* **The exercise**: Where a line contains the string "JSON", copy that line.

* **Records for processing**:

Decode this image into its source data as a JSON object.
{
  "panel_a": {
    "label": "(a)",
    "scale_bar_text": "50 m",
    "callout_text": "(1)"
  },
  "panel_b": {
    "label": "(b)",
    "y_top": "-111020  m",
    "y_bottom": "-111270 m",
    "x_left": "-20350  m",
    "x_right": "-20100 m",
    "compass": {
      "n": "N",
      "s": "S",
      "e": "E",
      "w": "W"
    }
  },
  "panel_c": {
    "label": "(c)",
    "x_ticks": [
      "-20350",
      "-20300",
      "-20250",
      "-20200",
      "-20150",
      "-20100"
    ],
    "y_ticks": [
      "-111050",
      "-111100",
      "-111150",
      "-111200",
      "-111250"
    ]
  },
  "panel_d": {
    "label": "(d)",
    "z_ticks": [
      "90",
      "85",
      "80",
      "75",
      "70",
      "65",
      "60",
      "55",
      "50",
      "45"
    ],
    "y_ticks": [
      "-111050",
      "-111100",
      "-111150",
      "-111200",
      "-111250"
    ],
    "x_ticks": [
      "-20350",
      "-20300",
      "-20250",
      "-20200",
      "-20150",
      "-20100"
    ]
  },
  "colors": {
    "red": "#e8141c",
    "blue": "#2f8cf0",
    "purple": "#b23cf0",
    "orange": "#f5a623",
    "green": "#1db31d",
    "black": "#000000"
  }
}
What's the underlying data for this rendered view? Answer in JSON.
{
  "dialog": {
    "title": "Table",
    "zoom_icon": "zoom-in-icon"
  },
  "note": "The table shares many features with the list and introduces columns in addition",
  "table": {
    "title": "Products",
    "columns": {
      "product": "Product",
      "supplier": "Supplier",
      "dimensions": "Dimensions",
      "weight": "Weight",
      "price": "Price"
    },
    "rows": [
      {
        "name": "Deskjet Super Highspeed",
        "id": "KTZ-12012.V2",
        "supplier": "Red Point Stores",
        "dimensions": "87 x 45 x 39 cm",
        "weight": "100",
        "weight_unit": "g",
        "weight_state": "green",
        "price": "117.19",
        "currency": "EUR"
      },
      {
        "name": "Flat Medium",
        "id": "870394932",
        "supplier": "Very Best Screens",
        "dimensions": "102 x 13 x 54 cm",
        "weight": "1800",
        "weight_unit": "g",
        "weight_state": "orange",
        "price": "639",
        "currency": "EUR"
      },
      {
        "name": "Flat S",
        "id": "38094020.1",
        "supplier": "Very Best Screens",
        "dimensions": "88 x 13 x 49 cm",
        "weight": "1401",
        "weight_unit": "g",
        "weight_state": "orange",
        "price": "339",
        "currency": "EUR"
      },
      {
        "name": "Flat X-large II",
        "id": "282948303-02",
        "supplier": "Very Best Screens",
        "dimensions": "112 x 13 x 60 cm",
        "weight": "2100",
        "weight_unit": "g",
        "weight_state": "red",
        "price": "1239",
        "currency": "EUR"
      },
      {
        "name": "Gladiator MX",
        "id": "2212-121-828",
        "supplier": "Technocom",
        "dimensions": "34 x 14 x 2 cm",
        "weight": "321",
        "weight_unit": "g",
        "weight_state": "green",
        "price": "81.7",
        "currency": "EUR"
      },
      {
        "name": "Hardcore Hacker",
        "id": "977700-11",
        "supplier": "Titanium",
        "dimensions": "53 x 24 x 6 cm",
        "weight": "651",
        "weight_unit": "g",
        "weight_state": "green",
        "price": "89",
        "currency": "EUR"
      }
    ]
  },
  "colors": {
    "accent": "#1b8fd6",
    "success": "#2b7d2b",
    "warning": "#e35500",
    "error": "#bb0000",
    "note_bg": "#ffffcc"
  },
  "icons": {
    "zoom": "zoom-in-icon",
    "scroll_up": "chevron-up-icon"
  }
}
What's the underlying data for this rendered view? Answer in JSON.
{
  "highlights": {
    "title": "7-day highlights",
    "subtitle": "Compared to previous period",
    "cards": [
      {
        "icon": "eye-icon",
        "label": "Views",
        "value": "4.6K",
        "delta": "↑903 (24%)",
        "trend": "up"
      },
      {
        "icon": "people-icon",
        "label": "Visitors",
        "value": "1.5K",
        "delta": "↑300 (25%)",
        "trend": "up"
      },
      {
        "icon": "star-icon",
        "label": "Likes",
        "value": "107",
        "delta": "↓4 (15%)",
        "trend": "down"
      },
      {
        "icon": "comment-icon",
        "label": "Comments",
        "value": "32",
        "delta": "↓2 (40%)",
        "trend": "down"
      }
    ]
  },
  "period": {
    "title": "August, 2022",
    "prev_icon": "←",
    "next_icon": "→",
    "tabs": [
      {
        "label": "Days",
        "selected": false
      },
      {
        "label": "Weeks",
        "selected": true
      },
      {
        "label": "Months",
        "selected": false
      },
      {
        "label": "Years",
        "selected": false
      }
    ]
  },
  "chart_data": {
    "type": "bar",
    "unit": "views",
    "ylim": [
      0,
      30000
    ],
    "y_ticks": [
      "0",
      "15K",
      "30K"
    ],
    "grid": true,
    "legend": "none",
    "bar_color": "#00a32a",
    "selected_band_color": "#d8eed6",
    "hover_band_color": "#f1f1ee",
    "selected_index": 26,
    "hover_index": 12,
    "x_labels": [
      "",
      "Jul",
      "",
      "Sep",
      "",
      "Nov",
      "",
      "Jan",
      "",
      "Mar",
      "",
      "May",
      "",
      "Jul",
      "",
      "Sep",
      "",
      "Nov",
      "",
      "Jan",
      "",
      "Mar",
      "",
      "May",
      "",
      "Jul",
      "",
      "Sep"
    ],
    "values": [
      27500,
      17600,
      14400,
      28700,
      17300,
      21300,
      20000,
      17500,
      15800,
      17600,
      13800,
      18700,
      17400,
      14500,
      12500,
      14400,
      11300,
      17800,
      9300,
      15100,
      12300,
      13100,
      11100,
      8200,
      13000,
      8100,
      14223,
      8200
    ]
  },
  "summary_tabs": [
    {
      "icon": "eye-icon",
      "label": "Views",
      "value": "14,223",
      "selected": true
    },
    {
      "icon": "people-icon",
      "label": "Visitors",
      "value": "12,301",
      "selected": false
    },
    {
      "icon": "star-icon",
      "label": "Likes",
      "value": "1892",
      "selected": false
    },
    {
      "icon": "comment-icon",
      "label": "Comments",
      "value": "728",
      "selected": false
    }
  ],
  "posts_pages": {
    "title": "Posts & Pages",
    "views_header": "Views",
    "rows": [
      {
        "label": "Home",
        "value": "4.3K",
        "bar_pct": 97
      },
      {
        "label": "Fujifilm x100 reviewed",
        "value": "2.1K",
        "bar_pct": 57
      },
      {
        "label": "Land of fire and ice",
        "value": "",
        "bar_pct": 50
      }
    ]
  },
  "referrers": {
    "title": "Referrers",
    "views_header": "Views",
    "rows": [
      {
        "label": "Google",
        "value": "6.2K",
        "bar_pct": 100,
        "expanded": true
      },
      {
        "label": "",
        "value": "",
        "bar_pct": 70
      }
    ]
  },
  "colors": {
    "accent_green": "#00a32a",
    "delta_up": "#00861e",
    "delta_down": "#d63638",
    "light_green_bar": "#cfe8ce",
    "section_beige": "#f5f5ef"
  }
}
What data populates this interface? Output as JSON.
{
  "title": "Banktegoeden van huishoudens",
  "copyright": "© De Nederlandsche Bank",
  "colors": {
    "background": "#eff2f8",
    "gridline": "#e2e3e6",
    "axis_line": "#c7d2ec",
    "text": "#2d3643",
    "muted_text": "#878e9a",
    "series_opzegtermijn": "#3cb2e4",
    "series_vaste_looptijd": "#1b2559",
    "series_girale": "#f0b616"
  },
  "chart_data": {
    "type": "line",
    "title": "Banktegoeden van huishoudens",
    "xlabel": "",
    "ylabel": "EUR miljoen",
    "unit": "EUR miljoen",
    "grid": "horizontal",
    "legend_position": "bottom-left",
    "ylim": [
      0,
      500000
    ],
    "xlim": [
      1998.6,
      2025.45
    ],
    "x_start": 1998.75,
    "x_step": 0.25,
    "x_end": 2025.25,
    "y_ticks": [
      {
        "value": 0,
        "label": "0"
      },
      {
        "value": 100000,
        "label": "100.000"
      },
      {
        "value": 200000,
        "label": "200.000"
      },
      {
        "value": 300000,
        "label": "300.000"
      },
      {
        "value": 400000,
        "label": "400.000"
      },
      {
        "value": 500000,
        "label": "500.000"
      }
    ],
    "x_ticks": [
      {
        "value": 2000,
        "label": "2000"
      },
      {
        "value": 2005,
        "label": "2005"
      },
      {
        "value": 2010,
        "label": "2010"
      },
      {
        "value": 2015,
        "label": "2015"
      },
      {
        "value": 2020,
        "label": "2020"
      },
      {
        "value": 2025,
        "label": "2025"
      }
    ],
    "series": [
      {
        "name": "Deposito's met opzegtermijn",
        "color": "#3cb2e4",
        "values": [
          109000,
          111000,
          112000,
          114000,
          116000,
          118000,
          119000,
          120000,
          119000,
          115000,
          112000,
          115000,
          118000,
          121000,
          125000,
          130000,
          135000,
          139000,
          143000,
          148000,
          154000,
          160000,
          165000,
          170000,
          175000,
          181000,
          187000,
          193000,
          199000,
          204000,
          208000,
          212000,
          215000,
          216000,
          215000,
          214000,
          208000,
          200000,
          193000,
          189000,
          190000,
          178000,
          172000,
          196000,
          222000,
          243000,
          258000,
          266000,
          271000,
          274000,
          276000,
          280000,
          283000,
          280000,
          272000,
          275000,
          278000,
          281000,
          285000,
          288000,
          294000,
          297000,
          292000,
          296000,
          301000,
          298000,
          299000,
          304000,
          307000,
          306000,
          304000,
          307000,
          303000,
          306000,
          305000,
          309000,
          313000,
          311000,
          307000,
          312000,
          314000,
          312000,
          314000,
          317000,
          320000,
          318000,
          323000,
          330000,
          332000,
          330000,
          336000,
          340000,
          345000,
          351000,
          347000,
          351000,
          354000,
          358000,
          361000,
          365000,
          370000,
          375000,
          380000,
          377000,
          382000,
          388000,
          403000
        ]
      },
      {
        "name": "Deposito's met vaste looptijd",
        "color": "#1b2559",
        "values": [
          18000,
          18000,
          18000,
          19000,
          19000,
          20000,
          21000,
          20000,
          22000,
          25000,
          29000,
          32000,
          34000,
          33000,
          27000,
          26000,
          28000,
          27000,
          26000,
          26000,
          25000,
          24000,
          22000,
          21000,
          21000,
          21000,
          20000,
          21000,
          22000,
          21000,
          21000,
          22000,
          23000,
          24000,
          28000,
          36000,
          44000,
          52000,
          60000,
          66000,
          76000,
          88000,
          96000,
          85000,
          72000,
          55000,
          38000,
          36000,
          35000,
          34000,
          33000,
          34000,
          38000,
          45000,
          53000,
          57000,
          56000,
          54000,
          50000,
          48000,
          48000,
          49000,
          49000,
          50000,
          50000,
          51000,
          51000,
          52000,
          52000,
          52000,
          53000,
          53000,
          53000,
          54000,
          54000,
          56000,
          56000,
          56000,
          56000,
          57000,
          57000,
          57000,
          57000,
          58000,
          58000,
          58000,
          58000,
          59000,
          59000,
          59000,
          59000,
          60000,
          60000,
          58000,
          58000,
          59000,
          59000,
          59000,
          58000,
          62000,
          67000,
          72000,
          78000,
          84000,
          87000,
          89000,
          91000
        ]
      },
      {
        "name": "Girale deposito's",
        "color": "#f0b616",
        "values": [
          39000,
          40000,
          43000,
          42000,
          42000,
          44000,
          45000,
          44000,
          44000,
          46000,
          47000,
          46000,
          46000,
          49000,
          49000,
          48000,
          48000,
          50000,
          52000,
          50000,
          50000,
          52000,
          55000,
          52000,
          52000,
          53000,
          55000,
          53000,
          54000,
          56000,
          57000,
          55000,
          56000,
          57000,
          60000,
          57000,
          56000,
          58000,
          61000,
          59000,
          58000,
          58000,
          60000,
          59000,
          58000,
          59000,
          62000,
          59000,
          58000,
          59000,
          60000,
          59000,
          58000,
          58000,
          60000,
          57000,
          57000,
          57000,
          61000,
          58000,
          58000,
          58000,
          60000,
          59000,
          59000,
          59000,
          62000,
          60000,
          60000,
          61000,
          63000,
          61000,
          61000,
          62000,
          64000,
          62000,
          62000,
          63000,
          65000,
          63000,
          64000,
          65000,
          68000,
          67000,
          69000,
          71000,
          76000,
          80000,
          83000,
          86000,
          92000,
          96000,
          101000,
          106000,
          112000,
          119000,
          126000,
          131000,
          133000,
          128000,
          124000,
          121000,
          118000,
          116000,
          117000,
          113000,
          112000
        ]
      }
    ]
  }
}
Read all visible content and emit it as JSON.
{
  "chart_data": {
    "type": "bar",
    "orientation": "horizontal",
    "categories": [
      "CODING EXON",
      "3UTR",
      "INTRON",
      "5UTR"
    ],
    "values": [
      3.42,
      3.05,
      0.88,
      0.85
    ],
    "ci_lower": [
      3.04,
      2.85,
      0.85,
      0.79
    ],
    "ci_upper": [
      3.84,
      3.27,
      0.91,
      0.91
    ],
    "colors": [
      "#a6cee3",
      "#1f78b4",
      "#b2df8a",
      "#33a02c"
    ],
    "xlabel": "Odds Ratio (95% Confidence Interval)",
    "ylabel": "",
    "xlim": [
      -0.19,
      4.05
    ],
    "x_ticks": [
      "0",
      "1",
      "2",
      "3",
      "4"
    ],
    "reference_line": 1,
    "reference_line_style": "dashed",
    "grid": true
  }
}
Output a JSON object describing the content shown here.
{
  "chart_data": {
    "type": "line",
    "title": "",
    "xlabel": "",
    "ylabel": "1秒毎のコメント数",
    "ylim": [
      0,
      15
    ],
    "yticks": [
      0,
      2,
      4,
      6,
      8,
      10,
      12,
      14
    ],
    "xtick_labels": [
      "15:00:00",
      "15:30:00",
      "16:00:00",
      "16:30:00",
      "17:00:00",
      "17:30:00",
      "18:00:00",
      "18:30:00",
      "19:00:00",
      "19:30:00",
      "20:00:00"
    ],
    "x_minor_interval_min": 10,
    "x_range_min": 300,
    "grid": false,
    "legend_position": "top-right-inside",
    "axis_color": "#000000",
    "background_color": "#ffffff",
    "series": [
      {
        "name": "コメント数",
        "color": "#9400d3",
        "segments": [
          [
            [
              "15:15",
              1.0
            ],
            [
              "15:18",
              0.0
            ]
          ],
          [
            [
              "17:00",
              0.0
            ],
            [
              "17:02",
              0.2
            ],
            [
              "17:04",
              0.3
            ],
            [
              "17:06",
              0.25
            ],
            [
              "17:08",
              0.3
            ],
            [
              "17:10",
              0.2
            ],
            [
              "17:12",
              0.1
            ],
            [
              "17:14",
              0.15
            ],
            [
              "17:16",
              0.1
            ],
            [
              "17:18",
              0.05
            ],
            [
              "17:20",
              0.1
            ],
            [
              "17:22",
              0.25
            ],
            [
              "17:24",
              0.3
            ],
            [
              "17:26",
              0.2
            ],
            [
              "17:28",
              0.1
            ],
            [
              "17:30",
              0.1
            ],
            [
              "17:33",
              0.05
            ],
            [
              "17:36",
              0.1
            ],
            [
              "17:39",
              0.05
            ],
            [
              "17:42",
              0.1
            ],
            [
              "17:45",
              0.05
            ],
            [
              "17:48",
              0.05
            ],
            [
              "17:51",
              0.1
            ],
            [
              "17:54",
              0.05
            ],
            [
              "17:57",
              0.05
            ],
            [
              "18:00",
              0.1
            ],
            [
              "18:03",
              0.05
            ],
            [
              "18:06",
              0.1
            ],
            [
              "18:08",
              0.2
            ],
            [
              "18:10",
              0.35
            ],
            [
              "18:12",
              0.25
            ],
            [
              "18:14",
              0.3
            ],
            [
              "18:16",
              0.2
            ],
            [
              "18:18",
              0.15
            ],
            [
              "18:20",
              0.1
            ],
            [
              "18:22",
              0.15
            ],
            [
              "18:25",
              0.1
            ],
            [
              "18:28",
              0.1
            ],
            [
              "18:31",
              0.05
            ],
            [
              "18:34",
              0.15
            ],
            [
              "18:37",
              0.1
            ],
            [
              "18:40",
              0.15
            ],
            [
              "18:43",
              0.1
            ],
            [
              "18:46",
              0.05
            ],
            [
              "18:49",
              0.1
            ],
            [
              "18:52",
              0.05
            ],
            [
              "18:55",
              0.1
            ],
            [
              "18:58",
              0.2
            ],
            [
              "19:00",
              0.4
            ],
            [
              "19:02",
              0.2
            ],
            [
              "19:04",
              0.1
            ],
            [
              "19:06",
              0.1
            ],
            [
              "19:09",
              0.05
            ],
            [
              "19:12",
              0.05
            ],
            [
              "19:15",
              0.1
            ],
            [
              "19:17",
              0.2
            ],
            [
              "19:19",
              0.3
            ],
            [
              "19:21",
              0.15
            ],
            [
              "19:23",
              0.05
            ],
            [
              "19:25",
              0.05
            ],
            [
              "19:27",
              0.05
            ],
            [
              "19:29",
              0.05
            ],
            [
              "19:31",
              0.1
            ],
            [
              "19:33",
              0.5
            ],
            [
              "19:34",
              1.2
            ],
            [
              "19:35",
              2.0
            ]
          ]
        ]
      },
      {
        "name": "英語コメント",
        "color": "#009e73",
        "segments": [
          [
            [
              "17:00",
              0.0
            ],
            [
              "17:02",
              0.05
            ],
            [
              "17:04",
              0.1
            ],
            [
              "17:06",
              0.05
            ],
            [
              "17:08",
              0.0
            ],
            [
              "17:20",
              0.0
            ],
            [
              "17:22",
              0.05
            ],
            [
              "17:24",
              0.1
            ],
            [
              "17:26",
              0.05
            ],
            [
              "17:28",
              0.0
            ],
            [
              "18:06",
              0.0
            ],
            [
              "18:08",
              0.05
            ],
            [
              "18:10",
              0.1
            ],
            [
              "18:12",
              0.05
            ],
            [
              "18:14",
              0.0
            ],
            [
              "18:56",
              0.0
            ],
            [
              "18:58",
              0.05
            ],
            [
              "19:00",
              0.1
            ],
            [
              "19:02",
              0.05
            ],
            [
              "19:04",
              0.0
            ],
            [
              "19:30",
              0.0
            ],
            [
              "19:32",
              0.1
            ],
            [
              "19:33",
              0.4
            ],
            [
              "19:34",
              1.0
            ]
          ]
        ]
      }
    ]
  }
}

* **Reply to the task**:
Decode this image into its source data as a JSON object.
What's the underlying data for this rendered view? Answer in JSON.
What's the underlying data for this rendered view? Answer in JSON.
What data populates this interface? Output as JSON.
Read all visible content and emit it as JSON.
Output a JSON object describing the content shown here.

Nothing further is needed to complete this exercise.